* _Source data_
* * *
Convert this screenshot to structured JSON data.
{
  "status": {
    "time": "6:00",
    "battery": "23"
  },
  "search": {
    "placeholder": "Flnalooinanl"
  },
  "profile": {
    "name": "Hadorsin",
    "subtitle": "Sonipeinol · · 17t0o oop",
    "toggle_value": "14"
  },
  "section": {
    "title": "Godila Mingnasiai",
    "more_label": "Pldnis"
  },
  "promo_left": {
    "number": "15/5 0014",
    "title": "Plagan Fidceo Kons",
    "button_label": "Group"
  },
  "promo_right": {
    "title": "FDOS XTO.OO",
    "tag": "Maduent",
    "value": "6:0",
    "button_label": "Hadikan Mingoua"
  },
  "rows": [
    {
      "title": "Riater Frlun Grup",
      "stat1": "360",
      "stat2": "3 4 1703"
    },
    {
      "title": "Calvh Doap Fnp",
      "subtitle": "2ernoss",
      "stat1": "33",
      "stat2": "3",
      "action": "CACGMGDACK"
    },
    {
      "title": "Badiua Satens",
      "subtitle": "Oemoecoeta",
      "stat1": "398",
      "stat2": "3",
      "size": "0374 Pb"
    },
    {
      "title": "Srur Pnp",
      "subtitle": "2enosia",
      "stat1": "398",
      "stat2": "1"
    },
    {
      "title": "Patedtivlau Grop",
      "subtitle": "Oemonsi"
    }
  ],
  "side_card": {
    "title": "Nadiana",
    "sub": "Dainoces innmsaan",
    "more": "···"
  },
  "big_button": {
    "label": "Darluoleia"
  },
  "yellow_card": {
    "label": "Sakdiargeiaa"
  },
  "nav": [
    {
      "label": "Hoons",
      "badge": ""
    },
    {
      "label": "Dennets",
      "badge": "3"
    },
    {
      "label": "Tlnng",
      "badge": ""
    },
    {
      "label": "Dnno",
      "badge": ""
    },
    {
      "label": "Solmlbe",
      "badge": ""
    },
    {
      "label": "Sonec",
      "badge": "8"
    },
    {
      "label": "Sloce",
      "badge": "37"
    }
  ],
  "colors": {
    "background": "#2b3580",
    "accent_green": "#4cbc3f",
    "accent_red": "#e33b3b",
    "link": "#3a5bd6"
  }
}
* * *
* _Directions for this task_
From the listing above, reproduce all the lines exactly.

* _Response_
Convert this screenshot to structured JSON data.
{
  "status": {
    "time": "6:00",
    "battery": "23"
  },
  "search": {
    "placeholder": "Flnalooinanl"
  },
  "profile": {
    "name": "Hadorsin",
    "subtitle": "Sonipeinol · · 17t0o oop",
    "toggle_value": "14"
  },
  "section": {
    "title": "Godila Mingnasiai",
    "more_label": "Pldnis"
  },
  "promo_left": {
    "number": "15/5 0014",
    "title": "Plagan Fidceo Kons",
    "button_label": "Group"
  },
  "promo_right": {
    "title": "FDOS XTO.OO",
    "tag": "Maduent",
    "value": "6:0",
    "button_label": "Hadikan Mingoua"
  },
  "rows": [
    {
      "title": "Riater Frlun Grup",
      "stat1": "360",
      "stat2": "3 4 1703"
    },
    {
      "title": "Calvh Doap Fnp",
      "subtitle": "2ernoss",
      "stat1": "33",
      "stat2": "3",
      "action": "CACGMGDACK"
    },
    {
      "title": "Badiua Satens",
      "subtitle": "Oemoecoeta",
      "stat1": "398",
      "stat2": "3",
      "size": "0374 Pb"
    },
    {
      "title": "Srur Pnp",
      "subtitle": "2enosia",
      "stat1": "398",
      "stat2": "1"
    },
    {
      "title": "Patedtivlau Grop",
      "subtitle": "Oemonsi"
    }
  ],
  "side_card": {
    "title": "Nadiana",
    "sub": "Dainoces innmsaan",
    "more": "···"
  },
  "big_button": {
    "label": "Darluoleia"
  },
  "yellow_card": {
    "label": "Sakdiargeiaa"
  },
  "nav": [
    {
      "label": "Hoons",
      "badge": ""
    },
    {
      "label": "Dennets",
      "badge": "3"
    },
    {
      "label": "Tlnng",
      "badge": ""
    },
    {
      "label": "Dnno",
      "badge": ""
    },
    {
      "label": "Solmlbe",
      "badge": ""
    },
    {
      "label": "Sonec",
      "badge": "8"
    },
    {
      "label": "Sloce",
      "badge": "37"
    }
  ],
  "colors": {
    "background": "#2b3580",
    "accent_green": "#4cbc3f",
    "accent_red": "#e33b3b",
    "link": "#3a5bd6"
  }
}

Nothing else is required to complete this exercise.